(DESCRIPTION OF THE TASK): Search the records for the word "JSON" and report each line that has it.
*** DATA SUPPLIED
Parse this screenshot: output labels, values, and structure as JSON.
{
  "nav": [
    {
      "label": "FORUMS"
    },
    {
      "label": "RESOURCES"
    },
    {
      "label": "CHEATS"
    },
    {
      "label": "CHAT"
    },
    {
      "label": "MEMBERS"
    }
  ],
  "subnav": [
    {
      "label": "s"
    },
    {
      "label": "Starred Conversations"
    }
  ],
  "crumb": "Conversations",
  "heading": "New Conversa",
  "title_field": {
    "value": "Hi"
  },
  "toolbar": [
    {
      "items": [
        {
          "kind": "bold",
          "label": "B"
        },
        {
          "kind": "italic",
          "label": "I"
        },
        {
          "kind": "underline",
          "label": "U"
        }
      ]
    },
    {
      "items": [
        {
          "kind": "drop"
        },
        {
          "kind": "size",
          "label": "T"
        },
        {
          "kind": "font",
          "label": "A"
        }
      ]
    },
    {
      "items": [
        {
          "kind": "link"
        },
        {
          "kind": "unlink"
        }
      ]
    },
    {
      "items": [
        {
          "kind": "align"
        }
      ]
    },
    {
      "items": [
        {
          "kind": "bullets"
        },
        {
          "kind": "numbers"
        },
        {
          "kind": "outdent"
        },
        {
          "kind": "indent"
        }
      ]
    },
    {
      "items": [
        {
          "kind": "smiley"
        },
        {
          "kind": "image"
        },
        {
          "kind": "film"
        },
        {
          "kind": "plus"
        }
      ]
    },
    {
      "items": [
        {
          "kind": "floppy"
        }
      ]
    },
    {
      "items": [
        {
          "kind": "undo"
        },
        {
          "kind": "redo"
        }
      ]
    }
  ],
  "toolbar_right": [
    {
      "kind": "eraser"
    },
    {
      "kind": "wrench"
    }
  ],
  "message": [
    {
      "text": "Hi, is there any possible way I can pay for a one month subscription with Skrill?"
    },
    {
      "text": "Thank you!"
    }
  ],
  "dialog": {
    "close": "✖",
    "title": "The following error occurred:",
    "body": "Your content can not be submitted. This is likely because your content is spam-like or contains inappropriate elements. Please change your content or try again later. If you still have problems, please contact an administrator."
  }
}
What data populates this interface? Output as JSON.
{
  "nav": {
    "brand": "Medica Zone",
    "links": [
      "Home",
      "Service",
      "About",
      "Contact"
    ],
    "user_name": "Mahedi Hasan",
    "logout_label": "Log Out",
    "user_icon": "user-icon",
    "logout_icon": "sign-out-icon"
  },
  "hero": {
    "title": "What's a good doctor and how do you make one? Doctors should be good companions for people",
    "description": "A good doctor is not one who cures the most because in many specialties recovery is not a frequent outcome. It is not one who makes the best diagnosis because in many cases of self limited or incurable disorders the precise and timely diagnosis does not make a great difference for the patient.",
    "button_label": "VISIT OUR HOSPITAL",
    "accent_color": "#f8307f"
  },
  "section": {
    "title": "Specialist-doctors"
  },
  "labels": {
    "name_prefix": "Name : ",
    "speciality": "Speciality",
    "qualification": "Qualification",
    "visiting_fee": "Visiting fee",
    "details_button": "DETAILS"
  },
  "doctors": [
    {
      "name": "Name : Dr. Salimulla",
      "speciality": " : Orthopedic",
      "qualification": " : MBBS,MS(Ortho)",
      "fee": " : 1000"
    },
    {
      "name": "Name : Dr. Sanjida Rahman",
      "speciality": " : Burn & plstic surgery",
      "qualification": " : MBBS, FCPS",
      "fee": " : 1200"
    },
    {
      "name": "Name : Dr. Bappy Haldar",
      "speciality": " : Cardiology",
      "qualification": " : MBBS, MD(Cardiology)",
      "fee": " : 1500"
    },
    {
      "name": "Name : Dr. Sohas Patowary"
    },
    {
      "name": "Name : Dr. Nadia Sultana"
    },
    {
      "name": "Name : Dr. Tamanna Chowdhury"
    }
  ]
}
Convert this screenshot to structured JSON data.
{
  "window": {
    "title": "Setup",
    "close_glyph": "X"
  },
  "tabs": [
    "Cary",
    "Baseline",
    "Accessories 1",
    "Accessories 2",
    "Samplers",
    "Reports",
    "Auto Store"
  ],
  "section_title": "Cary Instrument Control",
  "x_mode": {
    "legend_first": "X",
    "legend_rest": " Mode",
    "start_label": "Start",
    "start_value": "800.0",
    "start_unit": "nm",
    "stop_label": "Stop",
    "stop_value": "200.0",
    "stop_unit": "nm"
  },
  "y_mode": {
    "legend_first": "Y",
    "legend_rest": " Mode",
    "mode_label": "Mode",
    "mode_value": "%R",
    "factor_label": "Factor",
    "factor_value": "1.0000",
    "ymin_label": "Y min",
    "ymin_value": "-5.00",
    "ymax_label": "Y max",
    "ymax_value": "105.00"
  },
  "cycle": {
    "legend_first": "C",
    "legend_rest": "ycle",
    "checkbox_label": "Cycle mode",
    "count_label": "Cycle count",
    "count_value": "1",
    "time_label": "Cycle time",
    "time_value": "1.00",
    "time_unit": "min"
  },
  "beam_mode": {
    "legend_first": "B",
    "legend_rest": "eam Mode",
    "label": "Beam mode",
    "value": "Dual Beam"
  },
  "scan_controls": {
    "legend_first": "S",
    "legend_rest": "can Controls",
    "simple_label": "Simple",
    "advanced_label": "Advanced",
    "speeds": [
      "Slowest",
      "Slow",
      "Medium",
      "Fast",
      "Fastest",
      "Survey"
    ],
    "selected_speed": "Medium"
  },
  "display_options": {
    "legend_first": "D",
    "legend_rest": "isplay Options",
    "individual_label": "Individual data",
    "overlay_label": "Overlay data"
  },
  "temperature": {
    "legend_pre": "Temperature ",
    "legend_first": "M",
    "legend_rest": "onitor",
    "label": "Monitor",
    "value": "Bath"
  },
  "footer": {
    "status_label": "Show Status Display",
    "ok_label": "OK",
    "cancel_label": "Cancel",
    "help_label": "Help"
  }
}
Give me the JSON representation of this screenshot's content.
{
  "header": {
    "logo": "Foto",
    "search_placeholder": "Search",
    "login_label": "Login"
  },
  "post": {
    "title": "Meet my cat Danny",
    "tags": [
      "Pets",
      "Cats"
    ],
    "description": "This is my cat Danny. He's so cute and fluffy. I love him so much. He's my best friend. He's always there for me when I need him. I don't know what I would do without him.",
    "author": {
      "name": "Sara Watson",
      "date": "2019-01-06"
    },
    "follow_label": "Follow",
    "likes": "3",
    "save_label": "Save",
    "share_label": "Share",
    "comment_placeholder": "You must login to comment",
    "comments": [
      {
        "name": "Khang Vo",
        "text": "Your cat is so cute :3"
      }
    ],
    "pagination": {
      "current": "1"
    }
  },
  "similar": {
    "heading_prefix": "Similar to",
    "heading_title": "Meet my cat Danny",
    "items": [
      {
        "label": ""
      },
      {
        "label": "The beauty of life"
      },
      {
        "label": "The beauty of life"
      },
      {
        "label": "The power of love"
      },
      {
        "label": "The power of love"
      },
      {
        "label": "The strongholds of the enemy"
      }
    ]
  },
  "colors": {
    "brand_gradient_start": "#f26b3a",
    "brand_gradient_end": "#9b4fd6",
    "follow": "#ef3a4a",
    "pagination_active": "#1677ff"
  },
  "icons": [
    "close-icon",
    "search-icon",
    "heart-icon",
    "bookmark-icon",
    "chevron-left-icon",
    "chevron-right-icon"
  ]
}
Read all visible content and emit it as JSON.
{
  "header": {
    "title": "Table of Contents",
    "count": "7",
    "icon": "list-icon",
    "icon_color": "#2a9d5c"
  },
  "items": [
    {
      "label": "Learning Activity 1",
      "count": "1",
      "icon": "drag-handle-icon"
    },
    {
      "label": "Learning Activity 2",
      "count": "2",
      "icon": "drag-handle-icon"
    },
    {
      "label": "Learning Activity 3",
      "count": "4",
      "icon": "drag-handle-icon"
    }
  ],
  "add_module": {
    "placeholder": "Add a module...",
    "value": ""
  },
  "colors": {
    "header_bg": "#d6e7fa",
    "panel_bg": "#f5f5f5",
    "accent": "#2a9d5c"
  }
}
******
(TASK SOLUTION):
Parse this screenshot: output labels, values, and structure as JSON.
What data populates this interface? Output as JSON.
Convert this screenshot to structured JSON data.
Give me the JSON representation of this screenshot's content.
Read all visible content and emit it as JSON.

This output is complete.